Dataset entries
__________

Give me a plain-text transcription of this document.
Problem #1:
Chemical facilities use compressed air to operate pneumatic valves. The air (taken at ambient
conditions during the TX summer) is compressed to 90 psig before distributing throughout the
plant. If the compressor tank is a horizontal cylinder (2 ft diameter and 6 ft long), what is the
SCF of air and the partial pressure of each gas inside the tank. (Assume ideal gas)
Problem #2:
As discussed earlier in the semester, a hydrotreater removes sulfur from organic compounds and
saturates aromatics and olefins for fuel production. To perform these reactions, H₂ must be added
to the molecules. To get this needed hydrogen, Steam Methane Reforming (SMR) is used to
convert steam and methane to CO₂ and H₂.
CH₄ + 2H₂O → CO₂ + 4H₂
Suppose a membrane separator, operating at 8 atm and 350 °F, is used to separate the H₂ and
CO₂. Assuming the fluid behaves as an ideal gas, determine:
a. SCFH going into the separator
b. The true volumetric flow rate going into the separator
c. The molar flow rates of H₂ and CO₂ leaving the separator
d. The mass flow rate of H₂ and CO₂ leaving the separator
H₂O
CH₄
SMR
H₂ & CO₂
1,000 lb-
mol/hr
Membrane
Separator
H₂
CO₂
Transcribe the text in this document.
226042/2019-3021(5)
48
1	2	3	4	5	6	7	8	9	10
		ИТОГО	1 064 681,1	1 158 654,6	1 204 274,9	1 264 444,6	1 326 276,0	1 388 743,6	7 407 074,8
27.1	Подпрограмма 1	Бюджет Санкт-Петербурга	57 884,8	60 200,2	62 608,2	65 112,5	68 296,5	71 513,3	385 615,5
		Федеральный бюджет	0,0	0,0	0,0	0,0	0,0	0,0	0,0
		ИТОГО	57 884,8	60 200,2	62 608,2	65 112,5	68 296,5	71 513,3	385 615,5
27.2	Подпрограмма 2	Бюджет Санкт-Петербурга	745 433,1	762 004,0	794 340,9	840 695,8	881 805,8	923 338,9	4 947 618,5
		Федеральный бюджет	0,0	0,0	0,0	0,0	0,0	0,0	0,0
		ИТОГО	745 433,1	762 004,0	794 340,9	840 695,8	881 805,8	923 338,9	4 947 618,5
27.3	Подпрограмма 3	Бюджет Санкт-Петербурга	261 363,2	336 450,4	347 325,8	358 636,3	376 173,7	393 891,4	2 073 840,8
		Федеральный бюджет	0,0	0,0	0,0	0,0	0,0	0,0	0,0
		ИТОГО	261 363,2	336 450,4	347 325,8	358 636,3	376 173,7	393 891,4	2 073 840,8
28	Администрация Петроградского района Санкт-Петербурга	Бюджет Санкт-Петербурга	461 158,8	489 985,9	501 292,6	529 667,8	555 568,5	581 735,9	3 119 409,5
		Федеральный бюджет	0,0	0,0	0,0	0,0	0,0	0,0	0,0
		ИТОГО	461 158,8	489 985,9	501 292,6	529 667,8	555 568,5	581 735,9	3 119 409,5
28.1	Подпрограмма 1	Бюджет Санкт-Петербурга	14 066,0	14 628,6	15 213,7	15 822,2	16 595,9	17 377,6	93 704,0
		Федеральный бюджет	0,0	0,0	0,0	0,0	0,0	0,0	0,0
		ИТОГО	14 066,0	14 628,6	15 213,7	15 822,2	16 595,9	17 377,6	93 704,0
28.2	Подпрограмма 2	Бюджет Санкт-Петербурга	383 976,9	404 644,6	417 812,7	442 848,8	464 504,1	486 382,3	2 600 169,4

__________

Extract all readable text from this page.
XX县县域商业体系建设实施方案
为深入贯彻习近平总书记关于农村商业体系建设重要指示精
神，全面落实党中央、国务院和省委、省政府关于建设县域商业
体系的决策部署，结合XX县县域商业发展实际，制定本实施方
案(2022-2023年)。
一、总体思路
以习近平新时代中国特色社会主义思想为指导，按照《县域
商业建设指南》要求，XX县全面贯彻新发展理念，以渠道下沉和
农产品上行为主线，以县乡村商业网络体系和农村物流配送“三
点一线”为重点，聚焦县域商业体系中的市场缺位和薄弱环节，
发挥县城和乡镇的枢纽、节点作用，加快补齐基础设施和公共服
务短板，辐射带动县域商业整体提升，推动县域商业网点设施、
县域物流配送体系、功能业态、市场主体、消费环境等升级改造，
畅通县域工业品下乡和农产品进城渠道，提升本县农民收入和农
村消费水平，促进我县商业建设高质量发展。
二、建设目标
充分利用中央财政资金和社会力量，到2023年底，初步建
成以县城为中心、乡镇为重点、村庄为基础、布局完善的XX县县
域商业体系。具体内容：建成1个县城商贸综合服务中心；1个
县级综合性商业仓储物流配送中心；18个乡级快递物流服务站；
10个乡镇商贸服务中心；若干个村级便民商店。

__________

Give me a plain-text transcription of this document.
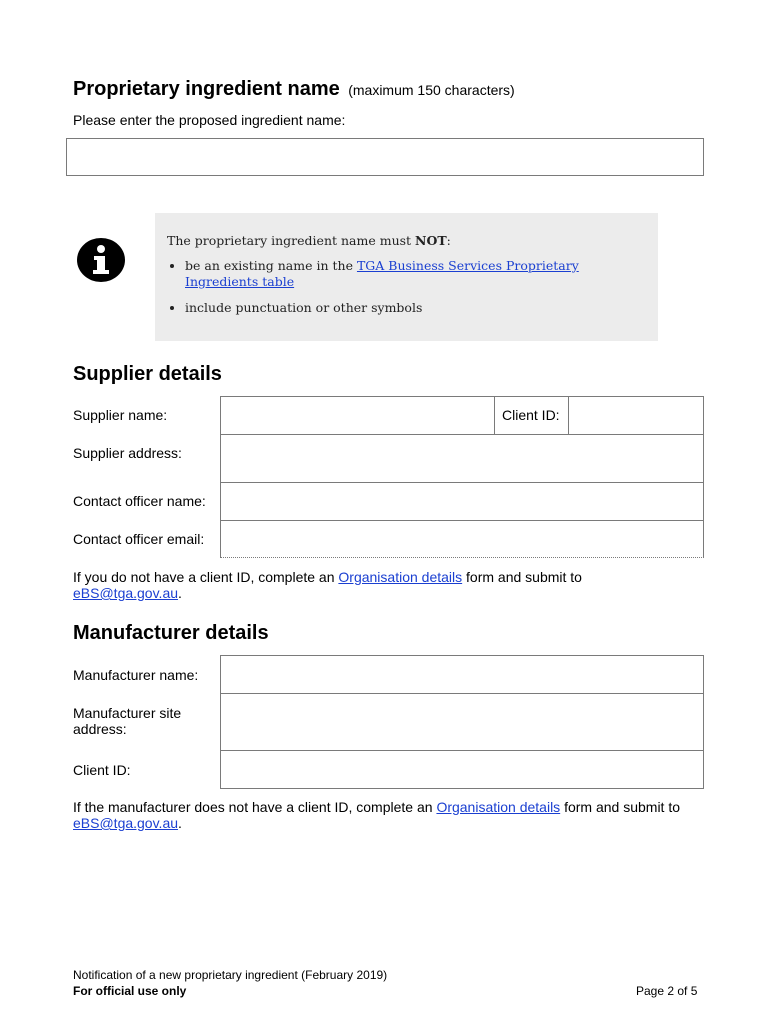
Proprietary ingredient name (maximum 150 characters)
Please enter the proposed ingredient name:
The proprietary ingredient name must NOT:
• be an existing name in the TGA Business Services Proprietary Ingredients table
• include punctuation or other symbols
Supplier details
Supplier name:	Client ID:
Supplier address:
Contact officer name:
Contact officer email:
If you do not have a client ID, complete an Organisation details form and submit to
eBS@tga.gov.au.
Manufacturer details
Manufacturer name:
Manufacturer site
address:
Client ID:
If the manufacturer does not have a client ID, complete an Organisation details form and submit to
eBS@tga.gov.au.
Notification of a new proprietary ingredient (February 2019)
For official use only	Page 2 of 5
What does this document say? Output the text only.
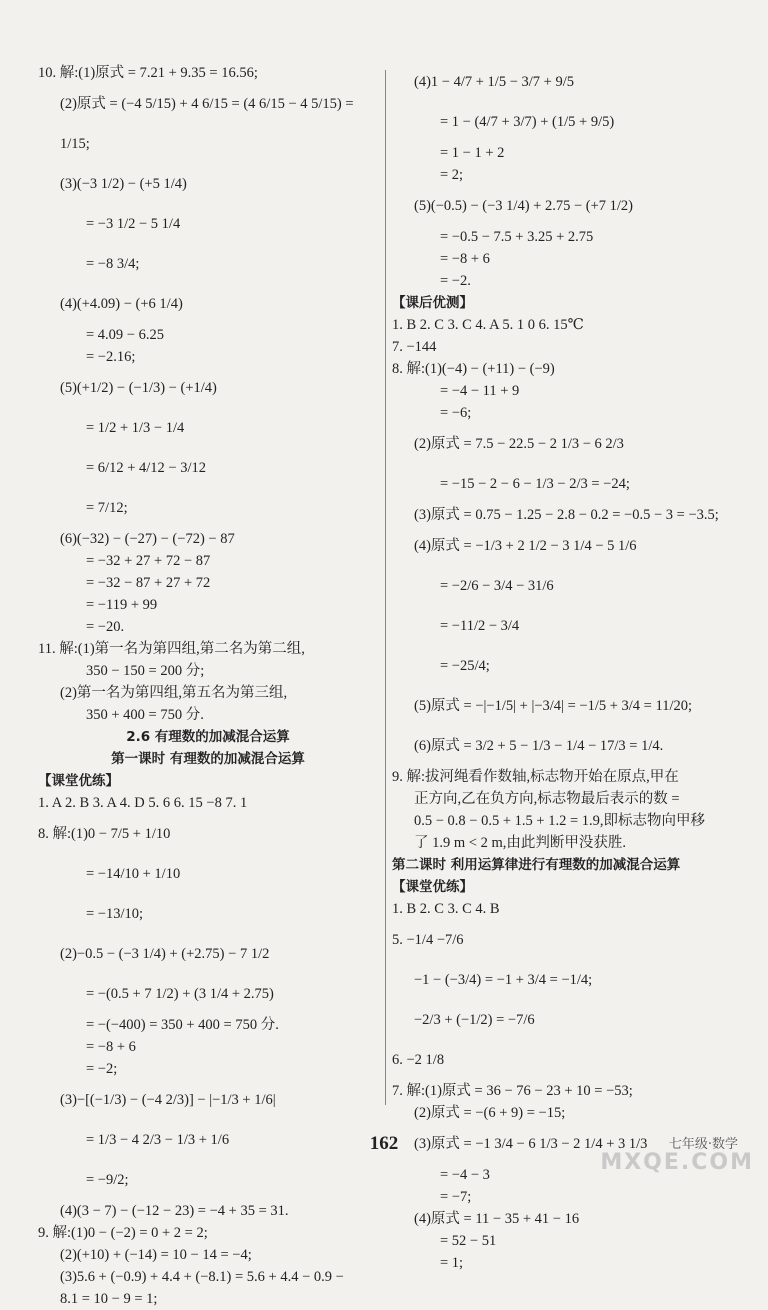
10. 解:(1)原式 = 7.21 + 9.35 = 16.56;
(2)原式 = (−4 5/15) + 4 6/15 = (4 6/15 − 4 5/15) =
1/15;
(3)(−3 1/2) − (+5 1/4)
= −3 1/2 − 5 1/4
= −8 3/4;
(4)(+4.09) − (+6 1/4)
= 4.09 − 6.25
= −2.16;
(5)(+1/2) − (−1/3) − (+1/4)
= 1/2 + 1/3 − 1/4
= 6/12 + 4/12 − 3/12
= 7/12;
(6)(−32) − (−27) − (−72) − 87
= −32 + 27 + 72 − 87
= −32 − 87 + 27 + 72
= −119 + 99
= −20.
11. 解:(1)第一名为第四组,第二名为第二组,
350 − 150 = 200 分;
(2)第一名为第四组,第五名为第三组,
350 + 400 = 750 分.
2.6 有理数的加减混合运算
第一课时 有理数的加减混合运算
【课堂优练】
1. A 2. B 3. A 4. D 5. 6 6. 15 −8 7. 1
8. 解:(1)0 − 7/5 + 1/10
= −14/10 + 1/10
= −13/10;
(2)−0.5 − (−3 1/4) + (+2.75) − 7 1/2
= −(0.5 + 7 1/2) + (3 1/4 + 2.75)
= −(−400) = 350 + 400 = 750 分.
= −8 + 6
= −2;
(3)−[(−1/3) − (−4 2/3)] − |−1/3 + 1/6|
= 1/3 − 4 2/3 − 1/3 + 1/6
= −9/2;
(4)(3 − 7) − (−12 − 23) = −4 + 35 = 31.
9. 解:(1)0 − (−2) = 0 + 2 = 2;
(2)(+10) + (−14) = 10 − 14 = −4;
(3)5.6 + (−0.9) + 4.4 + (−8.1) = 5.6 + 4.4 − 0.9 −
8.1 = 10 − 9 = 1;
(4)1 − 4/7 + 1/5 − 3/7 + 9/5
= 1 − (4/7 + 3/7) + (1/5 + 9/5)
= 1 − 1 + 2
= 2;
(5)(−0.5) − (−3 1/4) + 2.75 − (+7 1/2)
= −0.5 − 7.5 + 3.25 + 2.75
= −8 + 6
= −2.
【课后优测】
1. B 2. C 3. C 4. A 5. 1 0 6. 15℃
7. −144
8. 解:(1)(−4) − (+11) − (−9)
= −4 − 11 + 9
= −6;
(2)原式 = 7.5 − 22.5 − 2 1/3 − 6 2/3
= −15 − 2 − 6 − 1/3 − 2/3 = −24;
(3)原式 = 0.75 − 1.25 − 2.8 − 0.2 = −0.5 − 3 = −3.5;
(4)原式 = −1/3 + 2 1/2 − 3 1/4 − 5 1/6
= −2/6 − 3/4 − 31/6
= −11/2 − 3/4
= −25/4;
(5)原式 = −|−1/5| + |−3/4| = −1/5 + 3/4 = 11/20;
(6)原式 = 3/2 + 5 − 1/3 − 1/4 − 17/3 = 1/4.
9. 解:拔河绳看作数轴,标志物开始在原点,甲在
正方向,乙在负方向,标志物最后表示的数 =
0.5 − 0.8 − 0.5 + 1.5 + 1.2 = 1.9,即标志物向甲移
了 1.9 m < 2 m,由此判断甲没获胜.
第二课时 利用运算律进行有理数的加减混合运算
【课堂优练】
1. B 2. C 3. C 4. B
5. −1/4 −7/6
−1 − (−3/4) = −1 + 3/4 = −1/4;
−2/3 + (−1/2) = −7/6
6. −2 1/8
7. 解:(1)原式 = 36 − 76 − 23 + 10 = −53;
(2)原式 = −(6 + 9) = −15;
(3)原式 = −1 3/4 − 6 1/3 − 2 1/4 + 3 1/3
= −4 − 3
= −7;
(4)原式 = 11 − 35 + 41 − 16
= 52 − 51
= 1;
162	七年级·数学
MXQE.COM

__________

Required work:
Give the number of lines in the records above that contain the word "complete". Reply with that number alone.

Response for this exercise:
2